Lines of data
________________________

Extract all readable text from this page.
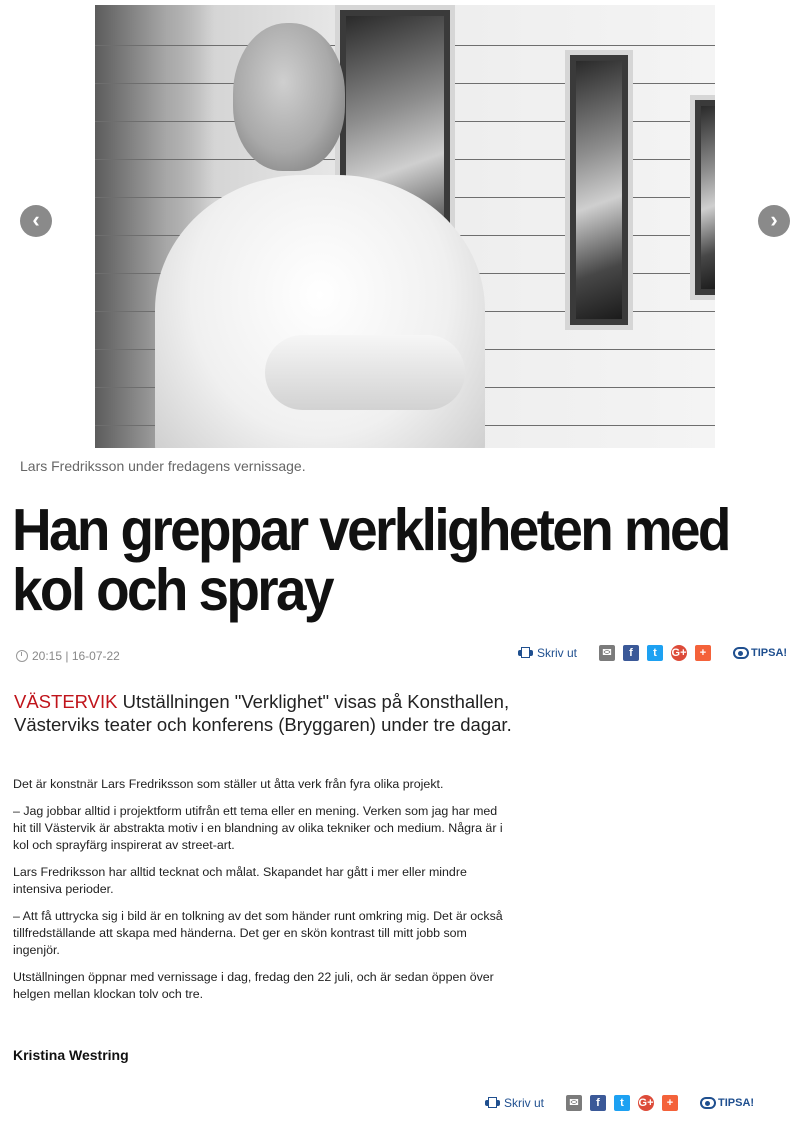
‹	›
Lars Fredriksson under fredagens vernissage.
Han greppar verkligheten med kol och spray
20:15 | 16-07-22	Skriv ut	✉	f	t	G+	+	TIPSA!

VÄSTERVIK Utställningen "Verklighet" visas på Konsthallen, Västerviks teater och konferens (Bryggaren) under tre dagar.

Det är konstnär Lars Fredriksson som ställer ut åtta verk från fyra olika projekt.

– Jag jobbar alltid i projektform utifrån ett tema eller en mening. Verken som jag har med hit till Västervik är abstrakta motiv i en blandning av olika tekniker och medium. Några är i kol och sprayfärg inspirerat av street-art.

Lars Fredriksson har alltid tecknat och målat. Skapandet har gått i mer eller mindre intensiva perioder.

– Att få uttrycka sig i bild är en tolkning av det som händer runt omkring mig. Det är också tillfredställande att skapa med händerna. Det ger en skön kontrast till mitt jobb som ingenjör.

Utställningen öppnar med vernissage i dag, fredag den 22 juli, och är sedan öppen över helgen mellan klockan tolv och tre.

Kristina Westring
Skriv ut	✉	f	t	G+	+	TIPSA!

________________________

Your objective: Pictures in the records above should not be copied. Repeat everything else exactly.

The completed task:
Extract all readable text from this page.
‹	›
Lars Fredriksson under fredagens vernissage.
Han greppar verkligheten med kol och spray
20:15 | 16-07-22	Skriv ut	✉	f	t	G+	+	TIPSA!

VÄSTERVIK Utställningen "Verklighet" visas på Konsthallen, Västerviks teater och konferens (Bryggaren) under tre dagar.

Det är konstnär Lars Fredriksson som ställer ut åtta verk från fyra olika projekt.

– Jag jobbar alltid i projektform utifrån ett tema eller en mening. Verken som jag har med hit till Västervik är abstrakta motiv i en blandning av olika tekniker och medium. Några är i kol och sprayfärg inspirerat av street-art.

Lars Fredriksson har alltid tecknat och målat. Skapandet har gått i mer eller mindre intensiva perioder.

– Att få uttrycka sig i bild är en tolkning av det som händer runt omkring mig. Det är också tillfredställande att skapa med händerna. Det ger en skön kontrast till mitt jobb som ingenjör.

Utställningen öppnar med vernissage i dag, fredag den 22 juli, och är sedan öppen över helgen mellan klockan tolv och tre.

Kristina Westring
Skriv ut	✉	f	t	G+	+	TIPSA!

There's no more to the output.